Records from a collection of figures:
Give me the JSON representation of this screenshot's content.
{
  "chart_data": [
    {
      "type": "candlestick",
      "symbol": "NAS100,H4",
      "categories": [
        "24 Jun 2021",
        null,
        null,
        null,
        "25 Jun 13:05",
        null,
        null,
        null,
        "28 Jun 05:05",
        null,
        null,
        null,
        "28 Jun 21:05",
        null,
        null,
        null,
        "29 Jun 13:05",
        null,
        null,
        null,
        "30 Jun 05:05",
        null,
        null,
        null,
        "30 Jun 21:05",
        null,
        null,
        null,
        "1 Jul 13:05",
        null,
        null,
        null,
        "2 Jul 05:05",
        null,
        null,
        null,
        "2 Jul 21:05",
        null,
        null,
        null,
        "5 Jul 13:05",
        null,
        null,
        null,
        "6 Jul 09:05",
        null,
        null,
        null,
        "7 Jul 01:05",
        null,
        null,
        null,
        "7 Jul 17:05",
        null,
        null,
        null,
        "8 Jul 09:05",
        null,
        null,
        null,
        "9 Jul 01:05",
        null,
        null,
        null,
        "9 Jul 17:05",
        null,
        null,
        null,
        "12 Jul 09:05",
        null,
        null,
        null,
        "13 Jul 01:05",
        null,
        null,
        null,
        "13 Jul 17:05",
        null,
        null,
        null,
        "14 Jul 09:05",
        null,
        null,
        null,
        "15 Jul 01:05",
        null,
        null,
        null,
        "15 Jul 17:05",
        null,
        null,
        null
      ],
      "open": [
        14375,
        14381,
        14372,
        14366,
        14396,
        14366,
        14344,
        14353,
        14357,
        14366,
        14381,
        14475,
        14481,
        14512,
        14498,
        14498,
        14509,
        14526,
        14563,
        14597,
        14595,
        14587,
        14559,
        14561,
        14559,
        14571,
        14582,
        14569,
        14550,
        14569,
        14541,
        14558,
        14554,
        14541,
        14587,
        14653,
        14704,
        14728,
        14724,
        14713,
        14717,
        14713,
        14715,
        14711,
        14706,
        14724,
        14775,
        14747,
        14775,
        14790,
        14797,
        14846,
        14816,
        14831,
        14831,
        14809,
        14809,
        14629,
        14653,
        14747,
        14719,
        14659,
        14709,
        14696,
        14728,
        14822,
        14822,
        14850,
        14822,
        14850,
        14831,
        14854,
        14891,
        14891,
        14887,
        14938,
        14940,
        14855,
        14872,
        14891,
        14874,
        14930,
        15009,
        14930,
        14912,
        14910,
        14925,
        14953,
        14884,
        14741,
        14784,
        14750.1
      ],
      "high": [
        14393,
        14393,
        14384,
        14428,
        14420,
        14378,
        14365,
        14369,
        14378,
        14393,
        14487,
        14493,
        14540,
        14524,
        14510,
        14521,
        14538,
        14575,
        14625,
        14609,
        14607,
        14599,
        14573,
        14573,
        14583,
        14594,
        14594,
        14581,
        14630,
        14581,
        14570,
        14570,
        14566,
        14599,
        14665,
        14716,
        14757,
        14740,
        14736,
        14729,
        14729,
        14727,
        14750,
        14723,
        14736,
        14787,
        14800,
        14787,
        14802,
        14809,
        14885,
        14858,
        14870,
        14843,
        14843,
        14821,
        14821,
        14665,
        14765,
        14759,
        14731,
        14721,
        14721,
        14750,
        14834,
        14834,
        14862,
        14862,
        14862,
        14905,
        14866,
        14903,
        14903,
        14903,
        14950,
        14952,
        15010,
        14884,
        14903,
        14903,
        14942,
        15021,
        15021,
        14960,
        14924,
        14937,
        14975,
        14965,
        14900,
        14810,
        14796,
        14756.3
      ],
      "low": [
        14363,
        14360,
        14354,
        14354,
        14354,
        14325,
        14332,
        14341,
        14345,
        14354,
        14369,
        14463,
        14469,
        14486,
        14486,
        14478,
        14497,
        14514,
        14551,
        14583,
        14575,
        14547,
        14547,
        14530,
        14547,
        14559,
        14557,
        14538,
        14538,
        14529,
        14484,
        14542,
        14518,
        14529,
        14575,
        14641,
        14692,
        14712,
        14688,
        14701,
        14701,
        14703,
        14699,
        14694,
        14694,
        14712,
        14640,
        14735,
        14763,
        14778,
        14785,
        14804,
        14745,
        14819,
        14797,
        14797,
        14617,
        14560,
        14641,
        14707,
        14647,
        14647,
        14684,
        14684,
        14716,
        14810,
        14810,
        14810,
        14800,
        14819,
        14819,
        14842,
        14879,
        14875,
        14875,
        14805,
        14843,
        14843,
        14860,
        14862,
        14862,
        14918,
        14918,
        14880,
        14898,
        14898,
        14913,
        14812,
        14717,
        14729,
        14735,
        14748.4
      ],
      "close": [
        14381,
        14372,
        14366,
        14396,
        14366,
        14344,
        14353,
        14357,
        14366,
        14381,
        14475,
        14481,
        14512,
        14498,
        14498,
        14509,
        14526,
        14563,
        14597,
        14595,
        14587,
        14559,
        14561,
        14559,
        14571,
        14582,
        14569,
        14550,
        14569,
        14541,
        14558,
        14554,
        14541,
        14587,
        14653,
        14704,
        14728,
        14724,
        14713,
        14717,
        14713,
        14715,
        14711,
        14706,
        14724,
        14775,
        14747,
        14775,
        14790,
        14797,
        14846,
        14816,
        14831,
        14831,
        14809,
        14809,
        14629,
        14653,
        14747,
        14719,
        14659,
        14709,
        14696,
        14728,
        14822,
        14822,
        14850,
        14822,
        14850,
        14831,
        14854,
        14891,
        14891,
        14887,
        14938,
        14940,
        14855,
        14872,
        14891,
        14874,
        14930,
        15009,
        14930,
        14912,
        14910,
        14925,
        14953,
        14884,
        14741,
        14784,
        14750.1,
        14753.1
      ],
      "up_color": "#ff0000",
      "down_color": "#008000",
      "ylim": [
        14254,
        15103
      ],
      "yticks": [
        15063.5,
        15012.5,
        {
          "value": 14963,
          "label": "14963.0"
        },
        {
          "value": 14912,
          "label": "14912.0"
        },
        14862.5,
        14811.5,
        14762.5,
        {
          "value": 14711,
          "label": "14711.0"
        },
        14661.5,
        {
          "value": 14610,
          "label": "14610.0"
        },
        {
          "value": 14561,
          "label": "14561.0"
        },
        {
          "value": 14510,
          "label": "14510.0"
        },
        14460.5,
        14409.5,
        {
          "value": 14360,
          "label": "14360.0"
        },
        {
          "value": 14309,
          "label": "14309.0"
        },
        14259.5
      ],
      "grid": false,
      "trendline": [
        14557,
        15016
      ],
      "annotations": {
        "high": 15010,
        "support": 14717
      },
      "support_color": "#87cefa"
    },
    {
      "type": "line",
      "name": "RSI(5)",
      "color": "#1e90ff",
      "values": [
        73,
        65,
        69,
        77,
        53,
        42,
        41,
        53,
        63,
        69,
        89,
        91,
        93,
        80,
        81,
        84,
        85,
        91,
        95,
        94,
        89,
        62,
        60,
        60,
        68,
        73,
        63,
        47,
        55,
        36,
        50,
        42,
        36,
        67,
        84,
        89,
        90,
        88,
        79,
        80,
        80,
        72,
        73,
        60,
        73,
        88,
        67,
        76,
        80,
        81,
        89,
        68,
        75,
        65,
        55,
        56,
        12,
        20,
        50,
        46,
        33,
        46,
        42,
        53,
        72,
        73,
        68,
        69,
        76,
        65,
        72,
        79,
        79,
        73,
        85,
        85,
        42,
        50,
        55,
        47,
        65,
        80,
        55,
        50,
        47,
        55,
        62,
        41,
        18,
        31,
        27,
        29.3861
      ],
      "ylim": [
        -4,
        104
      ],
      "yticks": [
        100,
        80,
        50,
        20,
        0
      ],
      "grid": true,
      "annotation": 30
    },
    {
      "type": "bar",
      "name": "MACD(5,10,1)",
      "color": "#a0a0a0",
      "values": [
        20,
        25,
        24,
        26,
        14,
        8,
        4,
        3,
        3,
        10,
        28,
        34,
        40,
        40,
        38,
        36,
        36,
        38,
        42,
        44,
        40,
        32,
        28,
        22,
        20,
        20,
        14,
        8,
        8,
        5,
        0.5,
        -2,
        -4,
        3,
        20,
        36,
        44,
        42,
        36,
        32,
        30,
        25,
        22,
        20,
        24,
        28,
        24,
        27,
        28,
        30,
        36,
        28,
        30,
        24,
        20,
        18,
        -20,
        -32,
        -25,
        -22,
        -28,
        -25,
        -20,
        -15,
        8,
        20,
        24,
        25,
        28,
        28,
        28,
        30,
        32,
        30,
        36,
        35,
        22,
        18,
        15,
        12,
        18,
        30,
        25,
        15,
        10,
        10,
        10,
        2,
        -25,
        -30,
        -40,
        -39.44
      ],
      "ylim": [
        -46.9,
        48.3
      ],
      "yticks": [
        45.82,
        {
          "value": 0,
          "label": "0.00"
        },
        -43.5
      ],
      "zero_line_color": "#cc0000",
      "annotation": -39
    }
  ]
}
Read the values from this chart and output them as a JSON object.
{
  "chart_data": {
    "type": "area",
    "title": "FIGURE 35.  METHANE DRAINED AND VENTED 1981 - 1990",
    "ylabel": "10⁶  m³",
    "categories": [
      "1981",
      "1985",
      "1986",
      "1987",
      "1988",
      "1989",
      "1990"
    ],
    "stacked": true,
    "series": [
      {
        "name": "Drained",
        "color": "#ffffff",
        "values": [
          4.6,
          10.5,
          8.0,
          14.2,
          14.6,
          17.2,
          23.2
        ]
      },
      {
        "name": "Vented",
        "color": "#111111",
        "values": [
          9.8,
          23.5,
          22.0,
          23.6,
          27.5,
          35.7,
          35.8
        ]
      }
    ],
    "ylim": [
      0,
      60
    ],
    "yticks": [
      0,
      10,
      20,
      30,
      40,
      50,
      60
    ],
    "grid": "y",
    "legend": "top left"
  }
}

> To be done: From the line containing "Read the values" to the last line of the material, please quote every line exactly and only those.

> Solution to this task:
Read the values from this chart and output them as a JSON object.
{
  "chart_data": {
    "type": "area",
    "title": "FIGURE 35.  METHANE DRAINED AND VENTED 1981 - 1990",
    "ylabel": "10⁶  m³",
    "categories": [
      "1981",
      "1985",
      "1986",
      "1987",
      "1988",
      "1989",
      "1990"
    ],
    "stacked": true,
    "series": [
      {
        "name": "Drained",
        "color": "#ffffff",
        "values": [
          4.6,
          10.5,
          8.0,
          14.2,
          14.6,
          17.2,
          23.2
        ]
      },
      {
        "name": "Vented",
        "color": "#111111",
        "values": [
          9.8,
          23.5,
          22.0,
          23.6,
          27.5,
          35.7,
          35.8
        ]
      }
    ],
    "ylim": [
      0,
      60
    ],
    "yticks": [
      0,
      10,
      20,
      30,
      40,
      50,
      60
    ],
    "grid": "y",
    "legend": "top left"
  }
}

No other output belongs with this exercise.